REQUIREMENTS
Gather, from the data below, each line in which the word "SRMTID" occurs.

DATASET ENTRIES
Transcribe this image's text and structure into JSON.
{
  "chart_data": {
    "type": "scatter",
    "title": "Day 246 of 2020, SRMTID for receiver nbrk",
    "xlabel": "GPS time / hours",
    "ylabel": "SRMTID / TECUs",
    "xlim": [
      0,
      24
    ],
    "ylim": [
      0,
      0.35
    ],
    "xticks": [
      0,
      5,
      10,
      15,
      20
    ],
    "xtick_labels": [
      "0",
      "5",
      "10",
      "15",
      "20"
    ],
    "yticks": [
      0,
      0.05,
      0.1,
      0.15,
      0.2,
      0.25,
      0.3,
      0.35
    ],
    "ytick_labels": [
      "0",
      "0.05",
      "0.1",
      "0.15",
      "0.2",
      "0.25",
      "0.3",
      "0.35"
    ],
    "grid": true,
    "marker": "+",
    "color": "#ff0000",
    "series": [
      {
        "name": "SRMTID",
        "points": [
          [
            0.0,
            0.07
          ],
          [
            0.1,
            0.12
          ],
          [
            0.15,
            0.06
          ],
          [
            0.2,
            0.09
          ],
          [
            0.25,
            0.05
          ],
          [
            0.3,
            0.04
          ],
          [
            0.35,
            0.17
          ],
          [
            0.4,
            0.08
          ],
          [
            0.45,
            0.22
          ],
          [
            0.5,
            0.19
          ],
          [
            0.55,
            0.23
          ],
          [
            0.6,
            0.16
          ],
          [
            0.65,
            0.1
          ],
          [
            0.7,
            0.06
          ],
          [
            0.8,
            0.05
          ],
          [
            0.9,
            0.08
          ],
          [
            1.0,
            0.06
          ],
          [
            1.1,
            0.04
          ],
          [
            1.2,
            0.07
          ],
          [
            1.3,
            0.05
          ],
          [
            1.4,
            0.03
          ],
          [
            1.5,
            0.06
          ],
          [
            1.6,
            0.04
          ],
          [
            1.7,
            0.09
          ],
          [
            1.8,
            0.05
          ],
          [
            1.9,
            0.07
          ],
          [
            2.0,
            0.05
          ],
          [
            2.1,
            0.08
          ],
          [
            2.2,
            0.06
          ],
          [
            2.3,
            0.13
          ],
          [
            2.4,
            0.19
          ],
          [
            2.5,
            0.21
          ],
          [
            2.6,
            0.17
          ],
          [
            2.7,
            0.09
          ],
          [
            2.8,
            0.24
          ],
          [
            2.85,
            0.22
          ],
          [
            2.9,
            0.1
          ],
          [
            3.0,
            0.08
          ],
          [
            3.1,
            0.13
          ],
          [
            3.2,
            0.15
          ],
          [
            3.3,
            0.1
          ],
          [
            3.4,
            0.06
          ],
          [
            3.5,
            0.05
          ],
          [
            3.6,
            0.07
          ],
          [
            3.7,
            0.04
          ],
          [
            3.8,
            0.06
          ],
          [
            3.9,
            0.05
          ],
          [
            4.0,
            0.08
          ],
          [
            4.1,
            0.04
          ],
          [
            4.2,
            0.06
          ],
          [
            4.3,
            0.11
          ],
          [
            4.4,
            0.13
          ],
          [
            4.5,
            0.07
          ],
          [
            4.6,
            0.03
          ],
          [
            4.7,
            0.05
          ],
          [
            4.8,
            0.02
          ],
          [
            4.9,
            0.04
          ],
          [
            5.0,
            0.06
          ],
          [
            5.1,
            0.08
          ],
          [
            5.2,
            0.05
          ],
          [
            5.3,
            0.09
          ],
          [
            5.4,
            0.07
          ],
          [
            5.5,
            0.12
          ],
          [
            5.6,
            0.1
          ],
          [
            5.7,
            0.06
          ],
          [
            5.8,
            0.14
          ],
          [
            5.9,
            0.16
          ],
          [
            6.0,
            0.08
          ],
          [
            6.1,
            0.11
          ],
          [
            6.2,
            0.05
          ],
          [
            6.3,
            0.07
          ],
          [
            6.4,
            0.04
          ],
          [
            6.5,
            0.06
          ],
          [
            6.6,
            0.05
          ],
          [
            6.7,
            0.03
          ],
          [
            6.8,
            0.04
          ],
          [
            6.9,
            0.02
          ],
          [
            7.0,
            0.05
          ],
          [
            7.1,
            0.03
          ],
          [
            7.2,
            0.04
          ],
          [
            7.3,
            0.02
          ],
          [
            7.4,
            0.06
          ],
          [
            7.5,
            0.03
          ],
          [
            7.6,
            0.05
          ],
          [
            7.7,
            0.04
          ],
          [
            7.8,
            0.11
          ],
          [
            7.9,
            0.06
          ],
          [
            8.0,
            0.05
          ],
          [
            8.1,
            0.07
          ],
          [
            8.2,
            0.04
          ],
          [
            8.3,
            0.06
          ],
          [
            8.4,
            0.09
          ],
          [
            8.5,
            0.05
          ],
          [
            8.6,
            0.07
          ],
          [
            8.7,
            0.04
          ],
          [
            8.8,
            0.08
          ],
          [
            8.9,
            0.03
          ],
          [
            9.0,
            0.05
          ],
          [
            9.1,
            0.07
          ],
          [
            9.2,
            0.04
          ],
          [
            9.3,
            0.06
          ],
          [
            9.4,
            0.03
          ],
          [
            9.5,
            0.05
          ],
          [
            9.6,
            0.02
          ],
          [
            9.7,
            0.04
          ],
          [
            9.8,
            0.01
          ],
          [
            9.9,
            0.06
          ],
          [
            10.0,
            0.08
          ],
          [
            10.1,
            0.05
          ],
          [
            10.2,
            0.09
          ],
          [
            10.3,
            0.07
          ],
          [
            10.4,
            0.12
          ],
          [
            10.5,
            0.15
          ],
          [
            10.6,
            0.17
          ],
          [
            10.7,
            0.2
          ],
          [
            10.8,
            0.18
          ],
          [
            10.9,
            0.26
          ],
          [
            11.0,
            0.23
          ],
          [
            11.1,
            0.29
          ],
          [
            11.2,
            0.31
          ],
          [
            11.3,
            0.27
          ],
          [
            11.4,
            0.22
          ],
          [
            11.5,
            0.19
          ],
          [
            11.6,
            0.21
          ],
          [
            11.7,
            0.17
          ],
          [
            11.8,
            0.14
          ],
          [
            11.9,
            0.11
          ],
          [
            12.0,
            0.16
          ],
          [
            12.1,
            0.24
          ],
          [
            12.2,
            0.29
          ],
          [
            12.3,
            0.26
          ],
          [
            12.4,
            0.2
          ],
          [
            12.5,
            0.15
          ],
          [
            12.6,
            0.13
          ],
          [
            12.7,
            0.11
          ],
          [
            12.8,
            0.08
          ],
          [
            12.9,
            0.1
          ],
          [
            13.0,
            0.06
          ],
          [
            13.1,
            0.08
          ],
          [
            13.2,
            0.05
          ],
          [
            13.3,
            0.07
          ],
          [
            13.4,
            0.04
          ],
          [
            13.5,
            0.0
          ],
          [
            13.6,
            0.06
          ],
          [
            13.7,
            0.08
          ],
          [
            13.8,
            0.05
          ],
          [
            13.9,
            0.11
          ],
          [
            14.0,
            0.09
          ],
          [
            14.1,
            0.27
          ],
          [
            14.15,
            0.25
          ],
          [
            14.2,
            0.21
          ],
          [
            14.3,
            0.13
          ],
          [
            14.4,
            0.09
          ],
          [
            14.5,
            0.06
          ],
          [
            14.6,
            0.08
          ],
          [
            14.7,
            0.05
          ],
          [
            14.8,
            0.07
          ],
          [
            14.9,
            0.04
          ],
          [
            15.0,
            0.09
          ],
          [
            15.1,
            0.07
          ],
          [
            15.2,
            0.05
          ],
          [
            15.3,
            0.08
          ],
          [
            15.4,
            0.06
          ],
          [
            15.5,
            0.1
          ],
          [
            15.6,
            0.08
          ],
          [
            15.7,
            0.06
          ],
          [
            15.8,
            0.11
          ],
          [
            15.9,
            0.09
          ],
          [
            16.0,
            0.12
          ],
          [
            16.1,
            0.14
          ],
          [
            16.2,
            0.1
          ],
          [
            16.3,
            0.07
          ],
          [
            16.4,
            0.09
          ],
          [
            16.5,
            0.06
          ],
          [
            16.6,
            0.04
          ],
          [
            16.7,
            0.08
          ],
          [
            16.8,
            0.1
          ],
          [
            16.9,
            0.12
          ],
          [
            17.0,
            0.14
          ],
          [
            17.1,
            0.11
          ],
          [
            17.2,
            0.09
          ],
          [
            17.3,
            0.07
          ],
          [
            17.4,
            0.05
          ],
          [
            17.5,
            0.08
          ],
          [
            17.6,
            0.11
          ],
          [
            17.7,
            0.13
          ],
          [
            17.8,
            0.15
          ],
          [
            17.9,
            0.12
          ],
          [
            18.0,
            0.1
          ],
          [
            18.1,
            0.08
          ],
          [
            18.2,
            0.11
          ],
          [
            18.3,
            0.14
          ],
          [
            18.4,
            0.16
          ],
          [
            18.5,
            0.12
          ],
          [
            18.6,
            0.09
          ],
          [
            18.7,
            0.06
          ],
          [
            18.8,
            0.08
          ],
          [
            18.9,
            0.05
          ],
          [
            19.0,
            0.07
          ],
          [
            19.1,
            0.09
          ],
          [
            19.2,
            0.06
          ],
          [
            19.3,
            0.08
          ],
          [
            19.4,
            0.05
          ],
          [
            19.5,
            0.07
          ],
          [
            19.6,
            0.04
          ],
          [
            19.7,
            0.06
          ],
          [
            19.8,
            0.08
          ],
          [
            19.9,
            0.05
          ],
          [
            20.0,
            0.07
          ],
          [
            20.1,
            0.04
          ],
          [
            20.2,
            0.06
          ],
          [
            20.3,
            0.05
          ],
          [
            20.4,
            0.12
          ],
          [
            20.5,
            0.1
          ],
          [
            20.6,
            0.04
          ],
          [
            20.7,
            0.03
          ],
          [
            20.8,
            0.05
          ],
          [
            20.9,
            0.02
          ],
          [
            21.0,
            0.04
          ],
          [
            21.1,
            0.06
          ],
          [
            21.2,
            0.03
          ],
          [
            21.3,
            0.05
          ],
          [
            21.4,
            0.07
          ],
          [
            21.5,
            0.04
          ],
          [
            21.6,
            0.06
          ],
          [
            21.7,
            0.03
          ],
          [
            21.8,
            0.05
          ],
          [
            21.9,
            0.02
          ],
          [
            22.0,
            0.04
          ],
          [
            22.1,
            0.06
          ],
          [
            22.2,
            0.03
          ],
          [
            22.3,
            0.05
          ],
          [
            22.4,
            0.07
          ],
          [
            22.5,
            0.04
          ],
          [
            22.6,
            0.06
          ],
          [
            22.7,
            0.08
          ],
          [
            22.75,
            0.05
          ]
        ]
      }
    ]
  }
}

CORRECT RESPONSE
    "title": "Day 246 of 2020, SRMTID for receiver nbrk",
    "ylabel": "SRMTID / TECUs",
        "name": "SRMTID",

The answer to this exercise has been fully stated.